PROBLEM REQUIREMENTS. Your task is to repeat the lines below exactly, excluding any pictures they contain.
____________________
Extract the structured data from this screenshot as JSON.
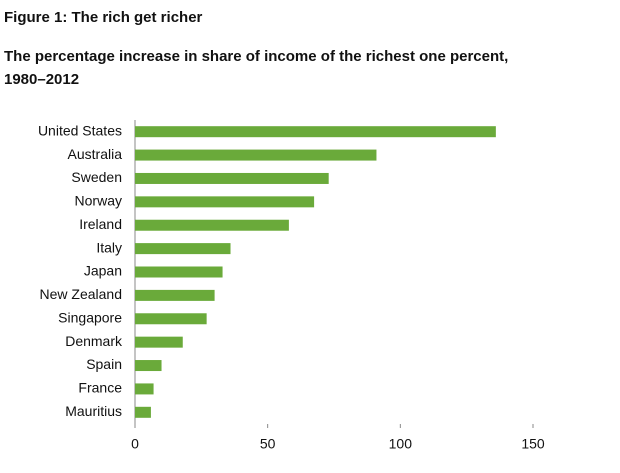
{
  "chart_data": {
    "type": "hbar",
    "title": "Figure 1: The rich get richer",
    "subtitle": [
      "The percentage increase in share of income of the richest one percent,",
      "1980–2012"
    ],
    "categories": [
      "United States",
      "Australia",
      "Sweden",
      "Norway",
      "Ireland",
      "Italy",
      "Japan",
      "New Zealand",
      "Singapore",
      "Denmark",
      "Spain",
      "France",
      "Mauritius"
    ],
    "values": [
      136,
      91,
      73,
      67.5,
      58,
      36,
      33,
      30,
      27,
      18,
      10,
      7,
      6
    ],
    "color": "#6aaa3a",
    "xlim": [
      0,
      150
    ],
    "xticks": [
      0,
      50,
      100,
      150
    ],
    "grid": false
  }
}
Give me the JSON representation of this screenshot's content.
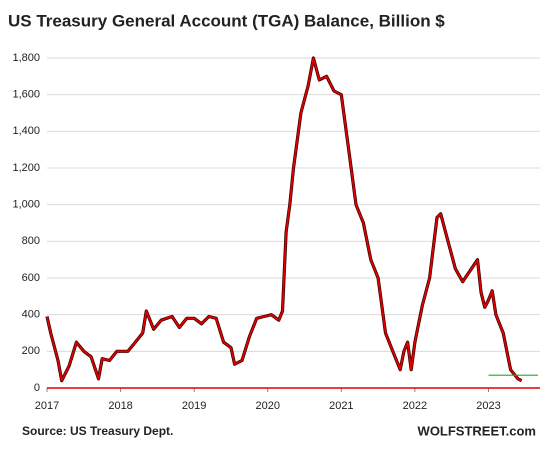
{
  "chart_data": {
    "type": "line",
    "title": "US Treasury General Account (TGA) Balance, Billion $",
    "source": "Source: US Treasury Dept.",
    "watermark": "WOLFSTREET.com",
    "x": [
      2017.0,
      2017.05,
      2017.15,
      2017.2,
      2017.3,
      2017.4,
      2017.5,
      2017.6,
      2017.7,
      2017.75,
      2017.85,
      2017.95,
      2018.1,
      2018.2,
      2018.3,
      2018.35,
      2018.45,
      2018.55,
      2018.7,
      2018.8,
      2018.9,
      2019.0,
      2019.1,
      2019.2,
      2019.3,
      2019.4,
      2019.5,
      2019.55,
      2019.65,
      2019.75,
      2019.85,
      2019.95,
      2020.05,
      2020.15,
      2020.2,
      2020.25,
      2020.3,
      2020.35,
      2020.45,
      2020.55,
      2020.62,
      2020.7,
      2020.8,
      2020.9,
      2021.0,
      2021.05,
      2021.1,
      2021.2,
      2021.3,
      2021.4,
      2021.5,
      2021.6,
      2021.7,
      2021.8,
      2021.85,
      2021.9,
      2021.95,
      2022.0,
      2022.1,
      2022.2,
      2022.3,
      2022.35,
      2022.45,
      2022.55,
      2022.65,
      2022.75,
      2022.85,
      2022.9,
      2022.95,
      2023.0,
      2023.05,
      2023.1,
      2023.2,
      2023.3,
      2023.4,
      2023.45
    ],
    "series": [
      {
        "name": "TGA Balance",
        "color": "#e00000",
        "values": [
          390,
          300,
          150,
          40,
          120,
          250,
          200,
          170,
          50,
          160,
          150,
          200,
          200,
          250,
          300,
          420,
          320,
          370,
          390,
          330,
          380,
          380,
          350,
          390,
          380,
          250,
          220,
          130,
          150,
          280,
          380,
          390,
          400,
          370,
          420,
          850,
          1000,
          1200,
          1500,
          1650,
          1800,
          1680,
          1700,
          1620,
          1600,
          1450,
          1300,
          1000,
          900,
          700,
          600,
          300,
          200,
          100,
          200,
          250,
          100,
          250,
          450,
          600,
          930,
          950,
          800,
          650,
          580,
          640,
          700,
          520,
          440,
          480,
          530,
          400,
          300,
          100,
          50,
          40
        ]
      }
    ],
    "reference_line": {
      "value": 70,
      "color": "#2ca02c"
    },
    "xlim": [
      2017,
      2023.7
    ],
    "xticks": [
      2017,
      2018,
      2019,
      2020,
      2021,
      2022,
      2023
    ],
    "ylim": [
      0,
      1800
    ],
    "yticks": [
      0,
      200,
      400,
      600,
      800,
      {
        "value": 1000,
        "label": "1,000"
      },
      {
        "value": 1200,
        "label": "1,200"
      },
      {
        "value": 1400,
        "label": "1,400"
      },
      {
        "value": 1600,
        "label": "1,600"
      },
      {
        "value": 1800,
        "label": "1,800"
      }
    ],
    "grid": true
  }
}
____________________
TASK OUTPUT.
Extract the structured data from this screenshot as JSON.
{
  "chart_data": {
    "type": "hbar",
    "title": "Figure 1: The rich get richer",
    "subtitle": [
      "The percentage increase in share of income of the richest one percent,",
      "1980–2012"
    ],
    "categories": [
      "United States",
      "Australia",
      "Sweden",
      "Norway",
      "Ireland",
      "Italy",
      "Japan",
      "New Zealand",
      "Singapore",
      "Denmark",
      "Spain",
      "France",
      "Mauritius"
    ],
    "values": [
      136,
      91,
      73,
      67.5,
      58,
      36,
      33,
      30,
      27,
      18,
      10,
      7,
      6
    ],
    "color": "#6aaa3a",
    "xlim": [
      0,
      150
    ],
    "xticks": [
      0,
      50,
      100,
      150
    ],
    "grid": false
  }
}
Give me the JSON representation of this screenshot's content.
{
  "chart_data": {
    "type": "line",
    "title": "US Treasury General Account (TGA) Balance, Billion $",
    "source": "Source: US Treasury Dept.",
    "watermark": "WOLFSTREET.com",
    "x": [
      2017.0,
      2017.05,
      2017.15,
      2017.2,
      2017.3,
      2017.4,
      2017.5,
      2017.6,
      2017.7,
      2017.75,
      2017.85,
      2017.95,
      2018.1,
      2018.2,
      2018.3,
      2018.35,
      2018.45,
      2018.55,
      2018.7,
      2018.8,
      2018.9,
      2019.0,
      2019.1,
      2019.2,
      2019.3,
      2019.4,
      2019.5,
      2019.55,
      2019.65,
      2019.75,
      2019.85,
      2019.95,
      2020.05,
      2020.15,
      2020.2,
      2020.25,
      2020.3,
      2020.35,
      2020.45,
      2020.55,
      2020.62,
      2020.7,
      2020.8,
      2020.9,
      2021.0,
      2021.05,
      2021.1,
      2021.2,
      2021.3,
      2021.4,
      2021.5,
      2021.6,
      2021.7,
      2021.8,
      2021.85,
      2021.9,
      2021.95,
      2022.0,
      2022.1,
      2022.2,
      2022.3,
      2022.35,
      2022.45,
      2022.55,
      2022.65,
      2022.75,
      2022.85,
      2022.9,
      2022.95,
      2023.0,
      2023.05,
      2023.1,
      2023.2,
      2023.3,
      2023.4,
      2023.45
    ],
    "series": [
      {
        "name": "TGA Balance",
        "color": "#e00000",
        "values": [
          390,
          300,
          150,
          40,
          120,
          250,
          200,
          170,
          50,
          160,
          150,
          200,
          200,
          250,
          300,
          420,
          320,
          370,
          390,
          330,
          380,
          380,
          350,
          390,
          380,
          250,
          220,
          130,
          150,
          280,
          380,
          390,
          400,
          370,
          420,
          850,
          1000,
          1200,
          1500,
          1650,
          1800,
          1680,
          1700,
          1620,
          1600,
          1450,
          1300,
          1000,
          900,
          700,
          600,
          300,
          200,
          100,
          200,
          250,
          100,
          250,
          450,
          600,
          930,
          950,
          800,
          650,
          580,
          640,
          700,
          520,
          440,
          480,
          530,
          400,
          300,
          100,
          50,
          40
        ]
      }
    ],
    "reference_line": {
      "value": 70,
      "color": "#2ca02c"
    },
    "xlim": [
      2017,
      2023.7
    ],
    "xticks": [
      2017,
      2018,
      2019,
      2020,
      2021,
      2022,
      2023
    ],
    "ylim": [
      0,
      1800
    ],
    "yticks": [
      0,
      200,
      400,
      600,
      800,
      {
        "value": 1000,
        "label": "1,000"
      },
      {
        "value": 1200,
        "label": "1,200"
      },
      {
        "value": 1400,
        "label": "1,400"
      },
      {
        "value": 1600,
        "label": "1,600"
      },
      {
        "value": 1800,
        "label": "1,800"
      }
    ],
    "grid": true
  }
}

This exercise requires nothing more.